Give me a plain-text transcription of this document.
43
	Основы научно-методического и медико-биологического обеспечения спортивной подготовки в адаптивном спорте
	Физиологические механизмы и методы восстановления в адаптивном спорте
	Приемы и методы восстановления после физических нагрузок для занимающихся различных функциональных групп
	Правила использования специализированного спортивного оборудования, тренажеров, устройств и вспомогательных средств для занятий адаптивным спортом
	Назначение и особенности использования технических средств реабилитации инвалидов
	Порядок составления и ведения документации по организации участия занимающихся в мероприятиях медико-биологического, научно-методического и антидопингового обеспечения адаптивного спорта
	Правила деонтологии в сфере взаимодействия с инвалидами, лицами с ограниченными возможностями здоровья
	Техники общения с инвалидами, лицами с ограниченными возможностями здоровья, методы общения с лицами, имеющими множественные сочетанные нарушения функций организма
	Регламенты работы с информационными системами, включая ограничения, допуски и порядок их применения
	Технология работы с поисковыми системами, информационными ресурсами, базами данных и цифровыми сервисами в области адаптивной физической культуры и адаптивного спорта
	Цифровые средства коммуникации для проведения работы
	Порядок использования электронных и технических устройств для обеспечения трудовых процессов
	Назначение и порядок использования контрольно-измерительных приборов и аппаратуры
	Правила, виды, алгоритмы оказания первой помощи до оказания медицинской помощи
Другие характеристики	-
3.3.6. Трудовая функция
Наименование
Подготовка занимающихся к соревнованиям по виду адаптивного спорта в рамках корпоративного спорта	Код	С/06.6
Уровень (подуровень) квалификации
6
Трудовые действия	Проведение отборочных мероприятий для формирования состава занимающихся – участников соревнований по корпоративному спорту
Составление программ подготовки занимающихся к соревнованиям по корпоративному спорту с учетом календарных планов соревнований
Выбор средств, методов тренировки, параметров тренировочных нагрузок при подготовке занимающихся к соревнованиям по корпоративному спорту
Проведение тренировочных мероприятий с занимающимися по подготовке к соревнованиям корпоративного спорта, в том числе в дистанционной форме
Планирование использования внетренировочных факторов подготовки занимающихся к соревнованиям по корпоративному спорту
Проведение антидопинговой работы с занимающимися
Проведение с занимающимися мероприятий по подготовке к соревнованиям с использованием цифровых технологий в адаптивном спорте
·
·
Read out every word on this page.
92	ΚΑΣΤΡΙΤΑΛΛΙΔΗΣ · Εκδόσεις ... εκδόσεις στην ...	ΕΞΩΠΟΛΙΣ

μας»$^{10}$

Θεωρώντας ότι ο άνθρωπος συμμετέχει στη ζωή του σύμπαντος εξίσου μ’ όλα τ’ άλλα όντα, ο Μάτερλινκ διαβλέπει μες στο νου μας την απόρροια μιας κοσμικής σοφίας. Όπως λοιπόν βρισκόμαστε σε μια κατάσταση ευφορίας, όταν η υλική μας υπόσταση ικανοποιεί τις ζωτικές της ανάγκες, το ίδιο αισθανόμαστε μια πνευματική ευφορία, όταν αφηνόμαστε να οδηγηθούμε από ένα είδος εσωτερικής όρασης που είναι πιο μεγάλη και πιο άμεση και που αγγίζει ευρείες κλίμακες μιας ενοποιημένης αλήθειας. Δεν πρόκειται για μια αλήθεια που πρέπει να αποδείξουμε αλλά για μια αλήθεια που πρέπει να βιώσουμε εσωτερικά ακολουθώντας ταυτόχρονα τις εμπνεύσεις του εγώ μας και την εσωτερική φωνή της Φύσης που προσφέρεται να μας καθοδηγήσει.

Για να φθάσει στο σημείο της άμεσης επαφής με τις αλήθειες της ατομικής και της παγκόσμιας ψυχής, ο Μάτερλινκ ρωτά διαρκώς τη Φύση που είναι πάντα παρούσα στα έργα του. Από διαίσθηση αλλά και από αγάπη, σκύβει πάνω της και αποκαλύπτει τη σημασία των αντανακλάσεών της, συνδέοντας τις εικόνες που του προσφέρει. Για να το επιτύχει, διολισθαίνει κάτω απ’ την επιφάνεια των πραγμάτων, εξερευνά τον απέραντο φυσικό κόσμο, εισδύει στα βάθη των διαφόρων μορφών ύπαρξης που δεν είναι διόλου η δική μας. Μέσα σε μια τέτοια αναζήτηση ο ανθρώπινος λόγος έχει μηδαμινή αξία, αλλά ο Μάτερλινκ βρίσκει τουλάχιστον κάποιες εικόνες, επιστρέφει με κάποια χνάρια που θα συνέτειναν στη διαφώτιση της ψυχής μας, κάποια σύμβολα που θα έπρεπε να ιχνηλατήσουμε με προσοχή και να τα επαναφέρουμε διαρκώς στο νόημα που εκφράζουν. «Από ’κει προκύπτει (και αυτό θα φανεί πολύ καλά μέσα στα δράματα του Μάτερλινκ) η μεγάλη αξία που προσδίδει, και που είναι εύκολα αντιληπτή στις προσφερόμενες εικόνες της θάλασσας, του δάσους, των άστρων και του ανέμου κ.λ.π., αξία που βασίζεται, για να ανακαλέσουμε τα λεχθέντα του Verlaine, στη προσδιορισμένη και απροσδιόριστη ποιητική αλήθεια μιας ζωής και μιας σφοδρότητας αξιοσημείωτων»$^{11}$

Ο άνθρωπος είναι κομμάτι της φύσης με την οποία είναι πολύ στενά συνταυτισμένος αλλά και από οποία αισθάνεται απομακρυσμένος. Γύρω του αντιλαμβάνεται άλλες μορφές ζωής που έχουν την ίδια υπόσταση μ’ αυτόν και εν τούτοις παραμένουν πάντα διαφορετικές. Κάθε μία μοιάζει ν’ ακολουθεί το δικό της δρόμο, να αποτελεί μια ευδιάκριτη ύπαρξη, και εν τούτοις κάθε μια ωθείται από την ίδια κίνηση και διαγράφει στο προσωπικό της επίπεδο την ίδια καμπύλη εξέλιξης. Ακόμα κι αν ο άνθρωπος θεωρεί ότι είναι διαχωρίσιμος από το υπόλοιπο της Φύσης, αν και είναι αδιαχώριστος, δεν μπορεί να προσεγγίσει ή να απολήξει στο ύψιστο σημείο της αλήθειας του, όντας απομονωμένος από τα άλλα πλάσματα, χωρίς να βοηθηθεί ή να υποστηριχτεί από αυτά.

▬▬▬▬▬▬

Every entry should be printed again exactly as written.

*FULL SOLUTION:*
Give me a plain-text transcription of this document.
43
	Основы научно-методического и медико-биологического обеспечения спортивной подготовки в адаптивном спорте
	Физиологические механизмы и методы восстановления в адаптивном спорте
	Приемы и методы восстановления после физических нагрузок для занимающихся различных функциональных групп
	Правила использования специализированного спортивного оборудования, тренажеров, устройств и вспомогательных средств для занятий адаптивным спортом
	Назначение и особенности использования технических средств реабилитации инвалидов
	Порядок составления и ведения документации по организации участия занимающихся в мероприятиях медико-биологического, научно-методического и антидопингового обеспечения адаптивного спорта
	Правила деонтологии в сфере взаимодействия с инвалидами, лицами с ограниченными возможностями здоровья
	Техники общения с инвалидами, лицами с ограниченными возможностями здоровья, методы общения с лицами, имеющими множественные сочетанные нарушения функций организма
	Регламенты работы с информационными системами, включая ограничения, допуски и порядок их применения
	Технология работы с поисковыми системами, информационными ресурсами, базами данных и цифровыми сервисами в области адаптивной физической культуры и адаптивного спорта
	Цифровые средства коммуникации для проведения работы
	Порядок использования электронных и технических устройств для обеспечения трудовых процессов
	Назначение и порядок использования контрольно-измерительных приборов и аппаратуры
	Правила, виды, алгоритмы оказания первой помощи до оказания медицинской помощи
Другие характеристики	-
3.3.6. Трудовая функция
Наименование
Подготовка занимающихся к соревнованиям по виду адаптивного спорта в рамках корпоративного спорта	Код	С/06.6
Уровень (подуровень) квалификации
6
Трудовые действия	Проведение отборочных мероприятий для формирования состава занимающихся – участников соревнований по корпоративному спорту
Составление программ подготовки занимающихся к соревнованиям по корпоративному спорту с учетом календарных планов соревнований
Выбор средств, методов тренировки, параметров тренировочных нагрузок при подготовке занимающихся к соревнованиям по корпоративному спорту
Проведение тренировочных мероприятий с занимающимися по подготовке к соревнованиям корпоративного спорта, в том числе в дистанционной форме
Планирование использования внетренировочных факторов подготовки занимающихся к соревнованиям по корпоративному спорту
Проведение антидопинговой работы с занимающимися
Проведение с занимающимися мероприятий по подготовке к соревнованиям с использованием цифровых технологий в адаптивном спорте
·
·
Read out every word on this page.
92	ΚΑΣΤΡΙΤΑΛΛΙΔΗΣ · Εκδόσεις ... εκδόσεις στην ...	ΕΞΩΠΟΛΙΣ

μας»$^{10}$

Θεωρώντας ότι ο άνθρωπος συμμετέχει στη ζωή του σύμπαντος εξίσου μ’ όλα τ’ άλλα όντα, ο Μάτερλινκ διαβλέπει μες στο νου μας την απόρροια μιας κοσμικής σοφίας. Όπως λοιπόν βρισκόμαστε σε μια κατάσταση ευφορίας, όταν η υλική μας υπόσταση ικανοποιεί τις ζωτικές της ανάγκες, το ίδιο αισθανόμαστε μια πνευματική ευφορία, όταν αφηνόμαστε να οδηγηθούμε από ένα είδος εσωτερικής όρασης που είναι πιο μεγάλη και πιο άμεση και που αγγίζει ευρείες κλίμακες μιας ενοποιημένης αλήθειας. Δεν πρόκειται για μια αλήθεια που πρέπει να αποδείξουμε αλλά για μια αλήθεια που πρέπει να βιώσουμε εσωτερικά ακολουθώντας ταυτόχρονα τις εμπνεύσεις του εγώ μας και την εσωτερική φωνή της Φύσης που προσφέρεται να μας καθοδηγήσει.

Για να φθάσει στο σημείο της άμεσης επαφής με τις αλήθειες της ατομικής και της παγκόσμιας ψυχής, ο Μάτερλινκ ρωτά διαρκώς τη Φύση που είναι πάντα παρούσα στα έργα του. Από διαίσθηση αλλά και από αγάπη, σκύβει πάνω της και αποκαλύπτει τη σημασία των αντανακλάσεών της, συνδέοντας τις εικόνες που του προσφέρει. Για να το επιτύχει, διολισθαίνει κάτω απ’ την επιφάνεια των πραγμάτων, εξερευνά τον απέραντο φυσικό κόσμο, εισδύει στα βάθη των διαφόρων μορφών ύπαρξης που δεν είναι διόλου η δική μας. Μέσα σε μια τέτοια αναζήτηση ο ανθρώπινος λόγος έχει μηδαμινή αξία, αλλά ο Μάτερλινκ βρίσκει τουλάχιστον κάποιες εικόνες, επιστρέφει με κάποια χνάρια που θα συνέτειναν στη διαφώτιση της ψυχής μας, κάποια σύμβολα που θα έπρεπε να ιχνηλατήσουμε με προσοχή και να τα επαναφέρουμε διαρκώς στο νόημα που εκφράζουν. «Από ’κει προκύπτει (και αυτό θα φανεί πολύ καλά μέσα στα δράματα του Μάτερλινκ) η μεγάλη αξία που προσδίδει, και που είναι εύκολα αντιληπτή στις προσφερόμενες εικόνες της θάλασσας, του δάσους, των άστρων και του ανέμου κ.λ.π., αξία που βασίζεται, για να ανακαλέσουμε τα λεχθέντα του Verlaine, στη προσδιορισμένη και απροσδιόριστη ποιητική αλήθεια μιας ζωής και μιας σφοδρότητας αξιοσημείωτων»$^{11}$

Ο άνθρωπος είναι κομμάτι της φύσης με την οποία είναι πολύ στενά συνταυτισμένος αλλά και από οποία αισθάνεται απομακρυσμένος. Γύρω του αντιλαμβάνεται άλλες μορφές ζωής που έχουν την ίδια υπόσταση μ’ αυτόν και εν τούτοις παραμένουν πάντα διαφορετικές. Κάθε μία μοιάζει ν’ ακολουθεί το δικό της δρόμο, να αποτελεί μια ευδιάκριτη ύπαρξη, και εν τούτοις κάθε μια ωθείται από την ίδια κίνηση και διαγράφει στο προσωπικό της επίπεδο την ίδια καμπύλη εξέλιξης. Ακόμα κι αν ο άνθρωπος θεωρεί ότι είναι διαχωρίσιμος από το υπόλοιπο της Φύσης, αν και είναι αδιαχώριστος, δεν μπορεί να προσεγγίσει ή να απολήξει στο ύψιστο σημείο της αλήθειας του, όντας απομονωμένος από τα άλλα πλάσματα, χωρίς να βοηθηθεί ή να υποστηριχτεί από αυτά.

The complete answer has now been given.